** begin **

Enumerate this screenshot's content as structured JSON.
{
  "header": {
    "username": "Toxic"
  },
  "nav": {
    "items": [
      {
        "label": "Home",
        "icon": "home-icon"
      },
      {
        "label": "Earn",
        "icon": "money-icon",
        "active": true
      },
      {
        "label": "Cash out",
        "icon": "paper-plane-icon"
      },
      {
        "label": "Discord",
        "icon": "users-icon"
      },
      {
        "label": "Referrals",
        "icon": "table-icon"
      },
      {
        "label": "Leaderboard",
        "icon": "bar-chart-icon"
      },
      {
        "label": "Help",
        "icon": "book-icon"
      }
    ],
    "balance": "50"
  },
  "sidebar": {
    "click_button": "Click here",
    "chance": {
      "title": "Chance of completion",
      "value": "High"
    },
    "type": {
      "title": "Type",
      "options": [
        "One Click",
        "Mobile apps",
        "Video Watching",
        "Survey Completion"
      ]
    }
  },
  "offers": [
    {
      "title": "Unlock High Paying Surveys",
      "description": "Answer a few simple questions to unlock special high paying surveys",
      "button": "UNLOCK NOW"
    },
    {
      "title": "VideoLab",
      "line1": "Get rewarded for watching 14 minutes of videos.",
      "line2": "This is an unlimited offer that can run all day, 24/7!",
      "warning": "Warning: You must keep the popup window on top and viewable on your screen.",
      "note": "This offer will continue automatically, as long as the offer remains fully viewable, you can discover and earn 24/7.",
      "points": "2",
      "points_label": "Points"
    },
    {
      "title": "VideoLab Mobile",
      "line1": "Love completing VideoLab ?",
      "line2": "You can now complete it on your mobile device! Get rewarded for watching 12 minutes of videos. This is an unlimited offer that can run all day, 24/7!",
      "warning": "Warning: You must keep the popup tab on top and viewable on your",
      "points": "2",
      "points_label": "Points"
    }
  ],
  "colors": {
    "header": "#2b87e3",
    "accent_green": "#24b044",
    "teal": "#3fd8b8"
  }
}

** end **

Copy out every line of the data that includes the word "VideoLab".

      "title": "VideoLab",
      "title": "VideoLab Mobile",
      "line1": "Love completing VideoLab ?",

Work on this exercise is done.